- **What to work on**
Select all lines in the records that include "count".

[Start of Supplied data]

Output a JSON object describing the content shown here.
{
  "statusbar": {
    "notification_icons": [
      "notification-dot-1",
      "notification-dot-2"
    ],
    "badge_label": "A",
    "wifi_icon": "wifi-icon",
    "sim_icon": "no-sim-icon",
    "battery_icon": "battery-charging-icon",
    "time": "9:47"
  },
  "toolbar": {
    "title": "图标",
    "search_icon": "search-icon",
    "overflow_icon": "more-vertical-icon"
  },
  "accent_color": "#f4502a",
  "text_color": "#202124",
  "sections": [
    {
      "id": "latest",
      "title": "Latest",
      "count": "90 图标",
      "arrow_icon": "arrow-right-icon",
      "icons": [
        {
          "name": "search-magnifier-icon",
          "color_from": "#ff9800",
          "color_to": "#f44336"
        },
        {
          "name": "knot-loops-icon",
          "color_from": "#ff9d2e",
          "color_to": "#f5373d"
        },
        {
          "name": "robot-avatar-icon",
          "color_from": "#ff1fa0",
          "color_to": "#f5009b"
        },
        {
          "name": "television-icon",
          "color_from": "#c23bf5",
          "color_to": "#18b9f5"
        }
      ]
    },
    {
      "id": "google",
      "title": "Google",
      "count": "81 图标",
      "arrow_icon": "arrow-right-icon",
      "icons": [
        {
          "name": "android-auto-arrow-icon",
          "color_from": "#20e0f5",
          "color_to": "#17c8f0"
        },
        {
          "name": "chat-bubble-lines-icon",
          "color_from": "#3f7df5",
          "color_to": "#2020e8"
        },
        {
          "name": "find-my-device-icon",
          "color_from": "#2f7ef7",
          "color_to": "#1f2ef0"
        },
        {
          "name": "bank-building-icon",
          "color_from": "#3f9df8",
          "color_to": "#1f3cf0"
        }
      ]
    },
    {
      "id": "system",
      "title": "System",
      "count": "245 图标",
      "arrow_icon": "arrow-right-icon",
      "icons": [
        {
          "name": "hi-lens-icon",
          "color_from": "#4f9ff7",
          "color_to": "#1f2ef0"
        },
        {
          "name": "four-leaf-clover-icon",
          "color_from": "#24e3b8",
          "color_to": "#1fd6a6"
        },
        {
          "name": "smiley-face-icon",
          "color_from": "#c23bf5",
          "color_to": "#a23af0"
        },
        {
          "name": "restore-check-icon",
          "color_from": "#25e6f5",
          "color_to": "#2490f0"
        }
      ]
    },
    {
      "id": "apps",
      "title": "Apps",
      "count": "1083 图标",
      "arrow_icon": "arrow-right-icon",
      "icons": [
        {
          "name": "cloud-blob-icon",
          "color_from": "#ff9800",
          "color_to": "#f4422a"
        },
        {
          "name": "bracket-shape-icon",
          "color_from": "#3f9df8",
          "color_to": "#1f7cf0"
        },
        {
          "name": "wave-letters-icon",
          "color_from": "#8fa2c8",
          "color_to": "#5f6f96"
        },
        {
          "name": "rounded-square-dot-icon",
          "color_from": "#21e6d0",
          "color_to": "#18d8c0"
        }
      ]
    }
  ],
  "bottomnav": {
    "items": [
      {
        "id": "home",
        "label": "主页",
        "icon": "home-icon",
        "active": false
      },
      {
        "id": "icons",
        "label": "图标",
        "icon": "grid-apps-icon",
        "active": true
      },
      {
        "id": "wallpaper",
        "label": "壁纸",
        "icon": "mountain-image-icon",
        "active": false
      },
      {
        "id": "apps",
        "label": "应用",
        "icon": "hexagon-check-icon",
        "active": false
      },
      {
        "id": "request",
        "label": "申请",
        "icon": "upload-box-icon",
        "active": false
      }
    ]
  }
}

[End of Supplied data]

- **Correct output**
      "count": "90 图标",
      "count": "81 图标",
      "count": "245 图标",
      "count": "1083 图标",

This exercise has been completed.